** Start of ENTRIES SHOWN **

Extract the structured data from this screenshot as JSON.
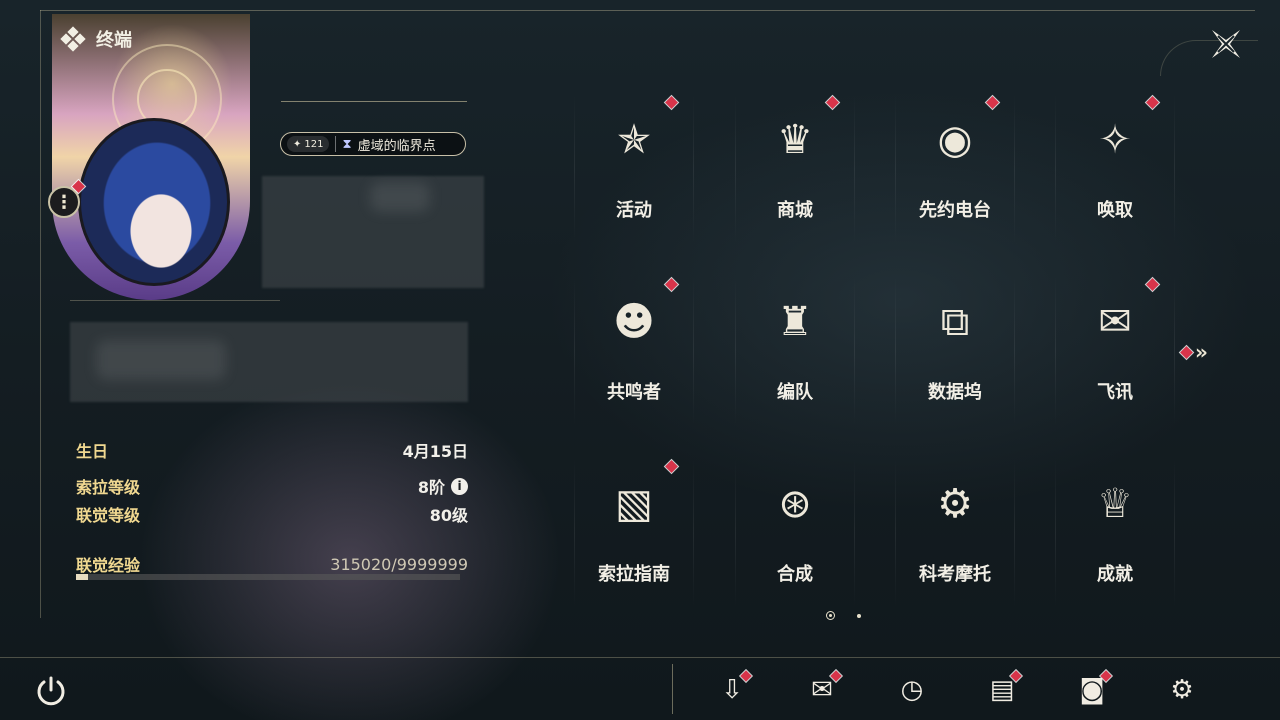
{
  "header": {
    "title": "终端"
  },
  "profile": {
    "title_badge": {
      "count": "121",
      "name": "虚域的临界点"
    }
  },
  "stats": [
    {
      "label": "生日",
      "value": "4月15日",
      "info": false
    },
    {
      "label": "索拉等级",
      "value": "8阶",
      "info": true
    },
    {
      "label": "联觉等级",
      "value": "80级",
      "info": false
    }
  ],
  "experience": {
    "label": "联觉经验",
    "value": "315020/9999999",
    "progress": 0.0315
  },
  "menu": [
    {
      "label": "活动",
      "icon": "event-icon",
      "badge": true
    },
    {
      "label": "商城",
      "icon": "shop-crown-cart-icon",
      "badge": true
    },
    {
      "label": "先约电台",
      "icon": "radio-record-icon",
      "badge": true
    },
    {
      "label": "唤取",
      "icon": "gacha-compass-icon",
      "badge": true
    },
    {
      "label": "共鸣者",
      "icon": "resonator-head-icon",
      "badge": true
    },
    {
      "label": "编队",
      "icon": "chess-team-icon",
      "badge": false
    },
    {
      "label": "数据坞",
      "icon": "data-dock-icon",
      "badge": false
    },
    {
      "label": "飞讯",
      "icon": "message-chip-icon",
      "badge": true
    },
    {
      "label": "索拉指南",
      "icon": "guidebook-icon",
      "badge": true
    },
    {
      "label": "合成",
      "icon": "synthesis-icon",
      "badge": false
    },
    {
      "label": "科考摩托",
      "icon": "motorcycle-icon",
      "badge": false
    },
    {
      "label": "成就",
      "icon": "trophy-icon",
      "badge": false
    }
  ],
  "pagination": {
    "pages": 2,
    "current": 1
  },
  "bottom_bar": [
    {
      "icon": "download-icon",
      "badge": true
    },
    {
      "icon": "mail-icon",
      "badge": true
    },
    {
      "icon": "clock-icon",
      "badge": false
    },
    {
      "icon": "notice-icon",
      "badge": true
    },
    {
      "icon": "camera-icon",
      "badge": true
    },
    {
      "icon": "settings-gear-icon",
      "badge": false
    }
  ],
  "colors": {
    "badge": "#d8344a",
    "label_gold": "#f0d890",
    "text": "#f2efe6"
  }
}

** End of ENTRIES SHOWN **

Identify the lines that hold the word "value". Copy every one of them.

      "value": "4月15日",
      "value": "8阶",
      "value": "80级",
    "value": "315020/9999999",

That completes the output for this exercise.